Look through the material below and give the number of lines holding "padre", with no other words.

## begin

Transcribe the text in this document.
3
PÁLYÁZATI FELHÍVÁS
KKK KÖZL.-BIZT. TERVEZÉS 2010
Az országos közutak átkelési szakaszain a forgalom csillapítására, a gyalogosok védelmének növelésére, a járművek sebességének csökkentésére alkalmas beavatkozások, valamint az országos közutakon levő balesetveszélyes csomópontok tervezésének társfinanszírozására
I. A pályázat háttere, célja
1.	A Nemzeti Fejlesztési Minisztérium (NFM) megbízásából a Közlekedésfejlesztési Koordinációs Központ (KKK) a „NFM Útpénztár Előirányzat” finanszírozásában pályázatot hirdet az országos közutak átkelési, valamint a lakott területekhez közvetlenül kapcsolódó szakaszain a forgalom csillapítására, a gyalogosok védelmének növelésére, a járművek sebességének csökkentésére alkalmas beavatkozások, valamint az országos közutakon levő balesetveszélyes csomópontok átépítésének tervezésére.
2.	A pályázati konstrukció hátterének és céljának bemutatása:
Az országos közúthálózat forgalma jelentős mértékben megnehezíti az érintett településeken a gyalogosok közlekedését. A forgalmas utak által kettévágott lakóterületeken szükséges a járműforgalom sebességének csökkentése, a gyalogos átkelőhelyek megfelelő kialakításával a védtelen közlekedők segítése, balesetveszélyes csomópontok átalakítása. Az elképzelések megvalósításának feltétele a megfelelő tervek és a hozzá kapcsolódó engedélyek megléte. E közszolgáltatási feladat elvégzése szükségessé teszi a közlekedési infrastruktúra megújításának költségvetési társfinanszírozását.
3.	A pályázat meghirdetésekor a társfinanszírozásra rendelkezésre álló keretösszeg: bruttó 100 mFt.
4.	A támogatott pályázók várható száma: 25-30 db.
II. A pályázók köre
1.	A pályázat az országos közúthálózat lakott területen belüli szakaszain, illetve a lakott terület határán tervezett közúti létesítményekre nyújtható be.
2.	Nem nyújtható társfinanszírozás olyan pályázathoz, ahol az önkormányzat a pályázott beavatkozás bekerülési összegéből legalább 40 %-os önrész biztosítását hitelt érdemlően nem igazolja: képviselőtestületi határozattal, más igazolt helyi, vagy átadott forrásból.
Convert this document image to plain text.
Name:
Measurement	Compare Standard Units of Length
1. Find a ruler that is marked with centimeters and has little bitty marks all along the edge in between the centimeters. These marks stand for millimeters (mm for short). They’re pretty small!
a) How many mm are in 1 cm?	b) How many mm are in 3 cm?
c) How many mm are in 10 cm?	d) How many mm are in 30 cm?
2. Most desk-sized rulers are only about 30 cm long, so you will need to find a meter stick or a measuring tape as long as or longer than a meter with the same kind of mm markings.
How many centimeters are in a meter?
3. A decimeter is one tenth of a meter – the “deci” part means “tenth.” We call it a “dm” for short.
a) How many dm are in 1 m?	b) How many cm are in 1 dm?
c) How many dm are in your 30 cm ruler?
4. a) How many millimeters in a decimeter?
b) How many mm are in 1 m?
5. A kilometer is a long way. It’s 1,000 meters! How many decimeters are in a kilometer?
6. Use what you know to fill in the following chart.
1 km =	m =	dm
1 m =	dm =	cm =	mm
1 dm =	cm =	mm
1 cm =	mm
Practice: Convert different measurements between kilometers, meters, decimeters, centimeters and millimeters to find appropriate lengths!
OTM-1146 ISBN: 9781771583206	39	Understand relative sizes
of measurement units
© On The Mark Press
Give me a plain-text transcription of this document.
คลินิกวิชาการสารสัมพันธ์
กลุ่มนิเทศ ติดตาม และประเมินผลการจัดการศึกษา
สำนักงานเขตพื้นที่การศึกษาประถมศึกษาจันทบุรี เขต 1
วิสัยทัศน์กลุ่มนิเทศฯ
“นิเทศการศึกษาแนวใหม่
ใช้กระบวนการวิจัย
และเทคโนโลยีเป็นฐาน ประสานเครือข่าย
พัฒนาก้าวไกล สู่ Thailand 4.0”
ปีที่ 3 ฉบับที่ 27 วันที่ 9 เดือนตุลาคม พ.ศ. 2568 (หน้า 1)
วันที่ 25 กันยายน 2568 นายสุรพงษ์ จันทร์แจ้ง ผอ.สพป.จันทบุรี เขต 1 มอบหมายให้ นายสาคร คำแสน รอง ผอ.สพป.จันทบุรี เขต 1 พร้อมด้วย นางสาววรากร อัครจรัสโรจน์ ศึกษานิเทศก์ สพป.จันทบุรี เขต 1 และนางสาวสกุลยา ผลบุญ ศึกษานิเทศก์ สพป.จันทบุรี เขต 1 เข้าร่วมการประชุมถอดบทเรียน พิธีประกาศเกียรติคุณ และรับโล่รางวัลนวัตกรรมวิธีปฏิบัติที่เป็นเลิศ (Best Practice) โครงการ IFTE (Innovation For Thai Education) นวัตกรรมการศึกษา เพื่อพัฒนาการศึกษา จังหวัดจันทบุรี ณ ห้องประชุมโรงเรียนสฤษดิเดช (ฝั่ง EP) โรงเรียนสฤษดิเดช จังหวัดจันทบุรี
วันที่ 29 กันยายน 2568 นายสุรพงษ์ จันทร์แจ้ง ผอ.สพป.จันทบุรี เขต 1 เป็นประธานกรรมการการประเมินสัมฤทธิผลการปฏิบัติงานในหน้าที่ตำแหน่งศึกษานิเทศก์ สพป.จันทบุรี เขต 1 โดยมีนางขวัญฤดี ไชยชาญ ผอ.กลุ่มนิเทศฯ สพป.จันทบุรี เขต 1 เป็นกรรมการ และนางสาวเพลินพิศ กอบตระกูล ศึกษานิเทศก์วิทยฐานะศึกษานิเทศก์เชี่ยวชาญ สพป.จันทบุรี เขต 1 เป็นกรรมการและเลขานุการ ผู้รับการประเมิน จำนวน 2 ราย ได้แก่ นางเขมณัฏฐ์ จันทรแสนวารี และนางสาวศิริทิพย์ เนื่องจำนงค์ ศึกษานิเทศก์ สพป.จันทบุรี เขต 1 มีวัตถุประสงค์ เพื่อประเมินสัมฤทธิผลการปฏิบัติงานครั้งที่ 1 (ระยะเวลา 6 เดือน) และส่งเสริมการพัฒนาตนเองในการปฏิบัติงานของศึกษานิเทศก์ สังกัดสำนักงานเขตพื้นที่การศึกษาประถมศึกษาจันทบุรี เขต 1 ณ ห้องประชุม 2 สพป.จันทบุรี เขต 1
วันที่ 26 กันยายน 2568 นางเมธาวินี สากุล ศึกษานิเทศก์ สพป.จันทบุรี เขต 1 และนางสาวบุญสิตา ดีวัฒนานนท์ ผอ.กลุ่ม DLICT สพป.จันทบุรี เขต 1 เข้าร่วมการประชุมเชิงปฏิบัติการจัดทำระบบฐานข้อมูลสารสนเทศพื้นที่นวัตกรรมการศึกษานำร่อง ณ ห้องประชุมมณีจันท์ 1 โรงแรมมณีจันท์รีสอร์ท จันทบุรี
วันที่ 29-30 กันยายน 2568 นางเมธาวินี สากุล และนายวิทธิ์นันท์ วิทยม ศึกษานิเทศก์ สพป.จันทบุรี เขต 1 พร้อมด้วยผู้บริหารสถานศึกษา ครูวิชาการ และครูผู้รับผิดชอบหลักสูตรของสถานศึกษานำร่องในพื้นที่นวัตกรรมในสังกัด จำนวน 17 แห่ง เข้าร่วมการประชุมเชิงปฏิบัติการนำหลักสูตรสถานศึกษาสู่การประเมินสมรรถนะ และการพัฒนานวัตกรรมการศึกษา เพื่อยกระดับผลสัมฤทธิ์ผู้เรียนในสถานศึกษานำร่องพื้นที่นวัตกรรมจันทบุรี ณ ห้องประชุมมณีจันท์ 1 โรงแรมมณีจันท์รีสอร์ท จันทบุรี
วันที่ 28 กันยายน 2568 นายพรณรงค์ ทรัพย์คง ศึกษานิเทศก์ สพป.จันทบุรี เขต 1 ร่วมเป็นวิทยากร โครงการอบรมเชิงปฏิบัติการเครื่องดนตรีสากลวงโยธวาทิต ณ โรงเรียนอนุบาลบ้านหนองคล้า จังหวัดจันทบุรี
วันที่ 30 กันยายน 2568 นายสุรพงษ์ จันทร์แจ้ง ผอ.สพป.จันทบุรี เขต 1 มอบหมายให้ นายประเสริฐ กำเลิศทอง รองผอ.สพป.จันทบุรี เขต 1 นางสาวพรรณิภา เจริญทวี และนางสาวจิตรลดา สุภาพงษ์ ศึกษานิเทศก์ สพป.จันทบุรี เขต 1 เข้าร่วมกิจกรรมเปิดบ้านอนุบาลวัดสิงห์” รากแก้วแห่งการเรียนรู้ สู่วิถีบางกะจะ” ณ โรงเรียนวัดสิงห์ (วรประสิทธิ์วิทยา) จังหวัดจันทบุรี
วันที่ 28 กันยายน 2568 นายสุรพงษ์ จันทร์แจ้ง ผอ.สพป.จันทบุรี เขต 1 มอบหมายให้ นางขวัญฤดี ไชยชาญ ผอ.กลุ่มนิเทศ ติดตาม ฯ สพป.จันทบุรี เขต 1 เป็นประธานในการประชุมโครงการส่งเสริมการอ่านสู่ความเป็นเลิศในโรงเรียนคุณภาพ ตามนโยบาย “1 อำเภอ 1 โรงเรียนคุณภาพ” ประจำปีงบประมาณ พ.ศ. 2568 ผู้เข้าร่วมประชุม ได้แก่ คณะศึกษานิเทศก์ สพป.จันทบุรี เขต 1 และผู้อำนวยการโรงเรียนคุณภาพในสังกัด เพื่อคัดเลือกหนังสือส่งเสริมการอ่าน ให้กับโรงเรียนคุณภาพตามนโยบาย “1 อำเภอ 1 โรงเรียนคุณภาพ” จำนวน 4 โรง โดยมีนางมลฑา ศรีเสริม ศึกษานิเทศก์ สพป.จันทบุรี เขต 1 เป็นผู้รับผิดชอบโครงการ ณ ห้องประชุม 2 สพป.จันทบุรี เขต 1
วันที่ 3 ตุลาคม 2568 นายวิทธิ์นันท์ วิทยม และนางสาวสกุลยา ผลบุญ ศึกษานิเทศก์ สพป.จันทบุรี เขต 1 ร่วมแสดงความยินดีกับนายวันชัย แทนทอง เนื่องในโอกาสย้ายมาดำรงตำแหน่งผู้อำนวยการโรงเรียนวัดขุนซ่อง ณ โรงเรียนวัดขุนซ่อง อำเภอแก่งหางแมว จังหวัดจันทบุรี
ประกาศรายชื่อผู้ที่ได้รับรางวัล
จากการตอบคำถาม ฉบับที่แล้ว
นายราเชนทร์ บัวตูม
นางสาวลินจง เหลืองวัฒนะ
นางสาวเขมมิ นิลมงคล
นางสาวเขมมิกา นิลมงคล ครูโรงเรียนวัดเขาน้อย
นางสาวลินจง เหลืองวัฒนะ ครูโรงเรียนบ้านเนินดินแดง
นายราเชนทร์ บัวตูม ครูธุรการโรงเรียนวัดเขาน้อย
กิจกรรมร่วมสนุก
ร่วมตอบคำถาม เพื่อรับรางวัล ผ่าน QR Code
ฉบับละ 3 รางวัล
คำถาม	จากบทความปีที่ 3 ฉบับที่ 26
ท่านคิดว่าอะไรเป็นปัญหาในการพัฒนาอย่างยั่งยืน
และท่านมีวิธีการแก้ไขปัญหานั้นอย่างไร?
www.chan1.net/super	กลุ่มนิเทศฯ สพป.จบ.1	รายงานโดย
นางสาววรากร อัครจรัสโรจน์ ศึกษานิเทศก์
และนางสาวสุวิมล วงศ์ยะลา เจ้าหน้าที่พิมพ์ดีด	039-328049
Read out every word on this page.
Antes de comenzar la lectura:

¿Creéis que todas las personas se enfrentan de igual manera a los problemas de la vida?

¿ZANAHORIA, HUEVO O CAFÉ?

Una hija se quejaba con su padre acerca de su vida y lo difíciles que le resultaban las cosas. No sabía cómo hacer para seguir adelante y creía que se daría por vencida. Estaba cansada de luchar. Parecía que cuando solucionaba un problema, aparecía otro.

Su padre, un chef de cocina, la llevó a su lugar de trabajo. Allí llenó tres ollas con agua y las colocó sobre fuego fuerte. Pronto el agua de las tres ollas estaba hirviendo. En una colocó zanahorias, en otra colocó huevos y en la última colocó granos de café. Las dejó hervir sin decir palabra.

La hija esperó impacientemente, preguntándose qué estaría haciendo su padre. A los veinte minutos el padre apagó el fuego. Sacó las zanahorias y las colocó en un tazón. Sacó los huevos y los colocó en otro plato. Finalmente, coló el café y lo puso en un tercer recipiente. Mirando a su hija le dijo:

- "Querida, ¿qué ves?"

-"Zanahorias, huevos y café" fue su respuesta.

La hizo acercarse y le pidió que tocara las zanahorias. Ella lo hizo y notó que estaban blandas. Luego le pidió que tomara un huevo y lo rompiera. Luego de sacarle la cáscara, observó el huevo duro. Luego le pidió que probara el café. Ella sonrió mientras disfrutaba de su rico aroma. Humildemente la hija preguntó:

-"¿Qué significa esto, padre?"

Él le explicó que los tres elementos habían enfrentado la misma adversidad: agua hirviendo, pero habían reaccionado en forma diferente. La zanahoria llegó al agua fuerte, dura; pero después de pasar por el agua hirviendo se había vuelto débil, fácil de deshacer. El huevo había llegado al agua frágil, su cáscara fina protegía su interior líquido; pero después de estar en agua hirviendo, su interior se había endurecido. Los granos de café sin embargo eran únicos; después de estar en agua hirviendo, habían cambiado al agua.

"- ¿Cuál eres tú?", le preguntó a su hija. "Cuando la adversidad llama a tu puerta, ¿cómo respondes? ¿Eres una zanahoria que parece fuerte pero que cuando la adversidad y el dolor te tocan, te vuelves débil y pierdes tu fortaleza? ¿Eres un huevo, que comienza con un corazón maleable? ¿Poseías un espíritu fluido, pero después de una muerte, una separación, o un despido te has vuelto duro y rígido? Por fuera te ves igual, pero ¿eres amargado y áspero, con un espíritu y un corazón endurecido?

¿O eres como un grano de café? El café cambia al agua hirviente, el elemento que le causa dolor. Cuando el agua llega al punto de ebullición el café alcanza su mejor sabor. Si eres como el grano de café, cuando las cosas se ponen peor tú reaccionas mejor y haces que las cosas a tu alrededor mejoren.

## end

Solution. 4